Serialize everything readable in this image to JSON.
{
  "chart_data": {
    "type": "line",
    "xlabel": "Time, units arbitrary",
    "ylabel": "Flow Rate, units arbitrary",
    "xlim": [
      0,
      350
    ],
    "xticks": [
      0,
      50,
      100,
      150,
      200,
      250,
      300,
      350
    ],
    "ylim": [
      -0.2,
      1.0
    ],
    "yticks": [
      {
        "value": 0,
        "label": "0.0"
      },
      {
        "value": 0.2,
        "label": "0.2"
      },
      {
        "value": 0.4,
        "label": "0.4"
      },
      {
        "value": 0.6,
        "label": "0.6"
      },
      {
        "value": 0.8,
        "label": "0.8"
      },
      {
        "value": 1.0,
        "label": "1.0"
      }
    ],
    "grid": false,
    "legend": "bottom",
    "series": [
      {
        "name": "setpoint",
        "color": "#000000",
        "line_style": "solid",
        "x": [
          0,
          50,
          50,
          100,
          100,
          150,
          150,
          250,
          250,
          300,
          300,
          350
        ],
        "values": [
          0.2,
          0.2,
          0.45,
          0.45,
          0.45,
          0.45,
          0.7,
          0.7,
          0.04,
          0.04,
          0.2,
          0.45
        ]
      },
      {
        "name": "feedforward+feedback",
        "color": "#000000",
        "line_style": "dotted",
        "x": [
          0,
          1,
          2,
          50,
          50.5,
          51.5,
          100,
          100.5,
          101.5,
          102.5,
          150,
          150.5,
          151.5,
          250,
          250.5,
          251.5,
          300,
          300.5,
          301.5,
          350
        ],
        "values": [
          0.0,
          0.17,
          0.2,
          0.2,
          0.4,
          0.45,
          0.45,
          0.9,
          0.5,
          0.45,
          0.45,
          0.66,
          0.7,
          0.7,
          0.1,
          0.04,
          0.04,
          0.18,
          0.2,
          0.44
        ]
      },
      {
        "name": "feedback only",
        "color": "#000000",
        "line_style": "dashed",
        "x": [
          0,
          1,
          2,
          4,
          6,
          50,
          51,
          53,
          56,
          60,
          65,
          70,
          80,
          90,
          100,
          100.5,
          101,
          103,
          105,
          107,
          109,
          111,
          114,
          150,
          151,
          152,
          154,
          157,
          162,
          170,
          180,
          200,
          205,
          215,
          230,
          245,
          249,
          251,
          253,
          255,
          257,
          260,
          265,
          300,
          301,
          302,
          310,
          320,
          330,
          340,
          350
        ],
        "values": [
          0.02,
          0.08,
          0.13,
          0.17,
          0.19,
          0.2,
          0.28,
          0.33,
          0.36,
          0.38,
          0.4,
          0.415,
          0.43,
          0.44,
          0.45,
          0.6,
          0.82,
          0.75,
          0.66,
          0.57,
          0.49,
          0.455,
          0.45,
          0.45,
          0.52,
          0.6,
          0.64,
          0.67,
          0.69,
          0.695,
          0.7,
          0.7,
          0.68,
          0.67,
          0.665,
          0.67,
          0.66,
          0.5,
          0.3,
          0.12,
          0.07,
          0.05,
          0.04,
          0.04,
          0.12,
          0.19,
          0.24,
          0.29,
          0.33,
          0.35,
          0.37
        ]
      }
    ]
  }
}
++++++++++
OBJECTIVE
Write out the entries above word for word.

WRITTEN SOLUTION
Serialize everything readable in this image to JSON.
{
  "chart_data": {
    "type": "line",
    "xlabel": "Time, units arbitrary",
    "ylabel": "Flow Rate, units arbitrary",
    "xlim": [
      0,
      350
    ],
    "xticks": [
      0,
      50,
      100,
      150,
      200,
      250,
      300,
      350
    ],
    "ylim": [
      -0.2,
      1.0
    ],
    "yticks": [
      {
        "value": 0,
        "label": "0.0"
      },
      {
        "value": 0.2,
        "label": "0.2"
      },
      {
        "value": 0.4,
        "label": "0.4"
      },
      {
        "value": 0.6,
        "label": "0.6"
      },
      {
        "value": 0.8,
        "label": "0.8"
      },
      {
        "value": 1.0,
        "label": "1.0"
      }
    ],
    "grid": false,
    "legend": "bottom",
    "series": [
      {
        "name": "setpoint",
        "color": "#000000",
        "line_style": "solid",
        "x": [
          0,
          50,
          50,
          100,
          100,
          150,
          150,
          250,
          250,
          300,
          300,
          350
        ],
        "values": [
          0.2,
          0.2,
          0.45,
          0.45,
          0.45,
          0.45,
          0.7,
          0.7,
          0.04,
          0.04,
          0.2,
          0.45
        ]
      },
      {
        "name": "feedforward+feedback",
        "color": "#000000",
        "line_style": "dotted",
        "x": [
          0,
          1,
          2,
          50,
          50.5,
          51.5,
          100,
          100.5,
          101.5,
          102.5,
          150,
          150.5,
          151.5,
          250,
          250.5,
          251.5,
          300,
          300.5,
          301.5,
          350
        ],
        "values": [
          0.0,
          0.17,
          0.2,
          0.2,
          0.4,
          0.45,
          0.45,
          0.9,
          0.5,
          0.45,
          0.45,
          0.66,
          0.7,
          0.7,
          0.1,
          0.04,
          0.04,
          0.18,
          0.2,
          0.44
        ]
      },
      {
        "name": "feedback only",
        "color": "#000000",
        "line_style": "dashed",
        "x": [
          0,
          1,
          2,
          4,
          6,
          50,
          51,
          53,
          56,
          60,
          65,
          70,
          80,
          90,
          100,
          100.5,
          101,
          103,
          105,
          107,
          109,
          111,
          114,
          150,
          151,
          152,
          154,
          157,
          162,
          170,
          180,
          200,
          205,
          215,
          230,
          245,
          249,
          251,
          253,
          255,
          257,
          260,
          265,
          300,
          301,
          302,
          310,
          320,
          330,
          340,
          350
        ],
        "values": [
          0.02,
          0.08,
          0.13,
          0.17,
          0.19,
          0.2,
          0.28,
          0.33,
          0.36,
          0.38,
          0.4,
          0.415,
          0.43,
          0.44,
          0.45,
          0.6,
          0.82,
          0.75,
          0.66,
          0.57,
          0.49,
          0.455,
          0.45,
          0.45,
          0.52,
          0.6,
          0.64,
          0.67,
          0.69,
          0.695,
          0.7,
          0.7,
          0.68,
          0.67,
          0.665,
          0.67,
          0.66,
          0.5,
          0.3,
          0.12,
          0.07,
          0.05,
          0.04,
          0.04,
          0.12,
          0.19,
          0.24,
          0.29,
          0.33,
          0.35,
          0.37
        ]
      }
    ]
  }
}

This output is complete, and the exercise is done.